# START OF Exercise inputs
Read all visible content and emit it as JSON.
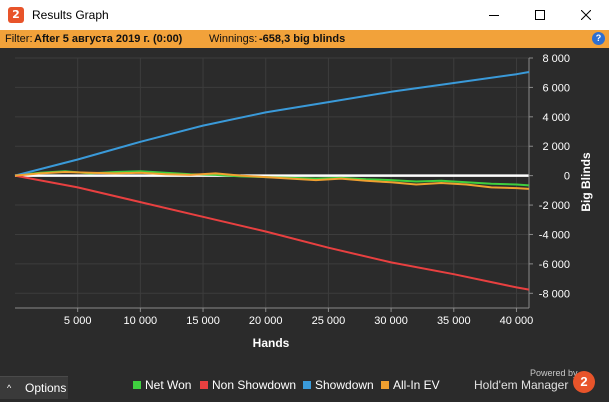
{
  "window": {
    "title": "Results Graph",
    "icon": "hm2-logo-icon",
    "logo_text": "2",
    "controls": [
      "minimize-icon",
      "maximize-icon",
      "close-icon"
    ]
  },
  "filter": {
    "label": "Filter:",
    "value": "After 5 августа 2019 г. (0:00)",
    "winnings_label": "Winnings:",
    "winnings_value": "-658,3 big blinds",
    "help": "?"
  },
  "chart_data": {
    "type": "line",
    "xlabel": "Hands",
    "ylabel": "Big Blinds",
    "xlim": [
      0,
      41000
    ],
    "ylim": [
      -9000,
      8000
    ],
    "x_ticks": [
      5000,
      10000,
      15000,
      20000,
      25000,
      30000,
      35000,
      40000
    ],
    "x_tick_labels": [
      "5 000",
      "10 000",
      "15 000",
      "20 000",
      "25 000",
      "30 000",
      "35 000",
      "40 000"
    ],
    "y_ticks": [
      8000,
      6000,
      4000,
      2000,
      0,
      -2000,
      -4000,
      -6000,
      -8000
    ],
    "y_tick_labels": [
      "8 000",
      "6 000",
      "4 000",
      "2 000",
      "0",
      "-2 000",
      "-4 000",
      "-6 000",
      "-8 000"
    ],
    "grid": true,
    "legend_position": "bottom",
    "series": [
      {
        "name": "Net Won",
        "color": "#3fcf3f",
        "x": [
          0,
          2000,
          4000,
          6000,
          8000,
          10000,
          12000,
          14000,
          16000,
          18000,
          20000,
          22000,
          24000,
          26000,
          28000,
          30000,
          32000,
          34000,
          36000,
          38000,
          40000,
          41000
        ],
        "y": [
          0,
          200,
          300,
          150,
          250,
          300,
          200,
          100,
          50,
          -50,
          -100,
          -150,
          -200,
          -150,
          -250,
          -300,
          -400,
          -350,
          -450,
          -550,
          -600,
          -660
        ]
      },
      {
        "name": "Non Showdown",
        "color": "#e84040",
        "x": [
          0,
          5000,
          10000,
          15000,
          20000,
          25000,
          30000,
          35000,
          40000,
          41000
        ],
        "y": [
          0,
          -800,
          -1800,
          -2800,
          -3800,
          -4900,
          -5900,
          -6700,
          -7600,
          -7750
        ]
      },
      {
        "name": "Showdown",
        "color": "#3a9ad9",
        "x": [
          0,
          5000,
          10000,
          15000,
          20000,
          25000,
          30000,
          35000,
          40000,
          41000
        ],
        "y": [
          0,
          1100,
          2300,
          3400,
          4300,
          5000,
          5700,
          6300,
          6900,
          7050
        ]
      },
      {
        "name": "All-In EV",
        "color": "#f0a030",
        "x": [
          0,
          2000,
          4000,
          6000,
          8000,
          10000,
          12000,
          14000,
          16000,
          18000,
          20000,
          22000,
          24000,
          26000,
          28000,
          30000,
          32000,
          34000,
          36000,
          38000,
          40000,
          41000
        ],
        "y": [
          0,
          150,
          250,
          200,
          150,
          200,
          100,
          50,
          150,
          0,
          -100,
          -200,
          -300,
          -200,
          -350,
          -450,
          -600,
          -500,
          -600,
          -800,
          -850,
          -900
        ]
      }
    ]
  },
  "bottom": {
    "options_label": "Options",
    "options_caret": "^",
    "legend": [
      {
        "label": "Net Won",
        "color": "#3fcf3f"
      },
      {
        "label": "Non Showdown",
        "color": "#e84040"
      },
      {
        "label": "Showdown",
        "color": "#3a9ad9"
      },
      {
        "label": "All-In EV",
        "color": "#f0a030"
      }
    ],
    "powered_by": "Powered by",
    "brand": "Hold'em Manager",
    "brand_logo": "2"
  }
}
# END OF Exercise inputs
● **What the task requires**
Output every entry exactly as given; pictures are not part of the copy.

● **Task solution**
Read all visible content and emit it as JSON.
{
  "window": {
    "title": "Results Graph",
    "icon": "hm2-logo-icon",
    "logo_text": "2",
    "controls": [
      "minimize-icon",
      "maximize-icon",
      "close-icon"
    ]
  },
  "filter": {
    "label": "Filter:",
    "value": "After 5 августа 2019 г. (0:00)",
    "winnings_label": "Winnings:",
    "winnings_value": "-658,3 big blinds",
    "help": "?"
  },
  "chart_data": {
    "type": "line",
    "xlabel": "Hands",
    "ylabel": "Big Blinds",
    "xlim": [
      0,
      41000
    ],
    "ylim": [
      -9000,
      8000
    ],
    "x_ticks": [
      5000,
      10000,
      15000,
      20000,
      25000,
      30000,
      35000,
      40000
    ],
    "x_tick_labels": [
      "5 000",
      "10 000",
      "15 000",
      "20 000",
      "25 000",
      "30 000",
      "35 000",
      "40 000"
    ],
    "y_ticks": [
      8000,
      6000,
      4000,
      2000,
      0,
      -2000,
      -4000,
      -6000,
      -8000
    ],
    "y_tick_labels": [
      "8 000",
      "6 000",
      "4 000",
      "2 000",
      "0",
      "-2 000",
      "-4 000",
      "-6 000",
      "-8 000"
    ],
    "grid": true,
    "legend_position": "bottom",
    "series": [
      {
        "name": "Net Won",
        "color": "#3fcf3f",
        "x": [
          0,
          2000,
          4000,
          6000,
          8000,
          10000,
          12000,
          14000,
          16000,
          18000,
          20000,
          22000,
          24000,
          26000,
          28000,
          30000,
          32000,
          34000,
          36000,
          38000,
          40000,
          41000
        ],
        "y": [
          0,
          200,
          300,
          150,
          250,
          300,
          200,
          100,
          50,
          -50,
          -100,
          -150,
          -200,
          -150,
          -250,
          -300,
          -400,
          -350,
          -450,
          -550,
          -600,
          -660
        ]
      },
      {
        "name": "Non Showdown",
        "color": "#e84040",
        "x": [
          0,
          5000,
          10000,
          15000,
          20000,
          25000,
          30000,
          35000,
          40000,
          41000
        ],
        "y": [
          0,
          -800,
          -1800,
          -2800,
          -3800,
          -4900,
          -5900,
          -6700,
          -7600,
          -7750
        ]
      },
      {
        "name": "Showdown",
        "color": "#3a9ad9",
        "x": [
          0,
          5000,
          10000,
          15000,
          20000,
          25000,
          30000,
          35000,
          40000,
          41000
        ],
        "y": [
          0,
          1100,
          2300,
          3400,
          4300,
          5000,
          5700,
          6300,
          6900,
          7050
        ]
      },
      {
        "name": "All-In EV",
        "color": "#f0a030",
        "x": [
          0,
          2000,
          4000,
          6000,
          8000,
          10000,
          12000,
          14000,
          16000,
          18000,
          20000,
          22000,
          24000,
          26000,
          28000,
          30000,
          32000,
          34000,
          36000,
          38000,
          40000,
          41000
        ],
        "y": [
          0,
          150,
          250,
          200,
          150,
          200,
          100,
          50,
          150,
          0,
          -100,
          -200,
          -300,
          -200,
          -350,
          -450,
          -600,
          -500,
          -600,
          -800,
          -850,
          -900
        ]
      }
    ]
  },
  "bottom": {
    "options_label": "Options",
    "options_caret": "^",
    "legend": [
      {
        "label": "Net Won",
        "color": "#3fcf3f"
      },
      {
        "label": "Non Showdown",
        "color": "#e84040"
      },
      {
        "label": "Showdown",
        "color": "#3a9ad9"
      },
      {
        "label": "All-In EV",
        "color": "#f0a030"
      }
    ],
    "powered_by": "Powered by",
    "brand": "Hold'em Manager",
    "brand_logo": "2"
  }
}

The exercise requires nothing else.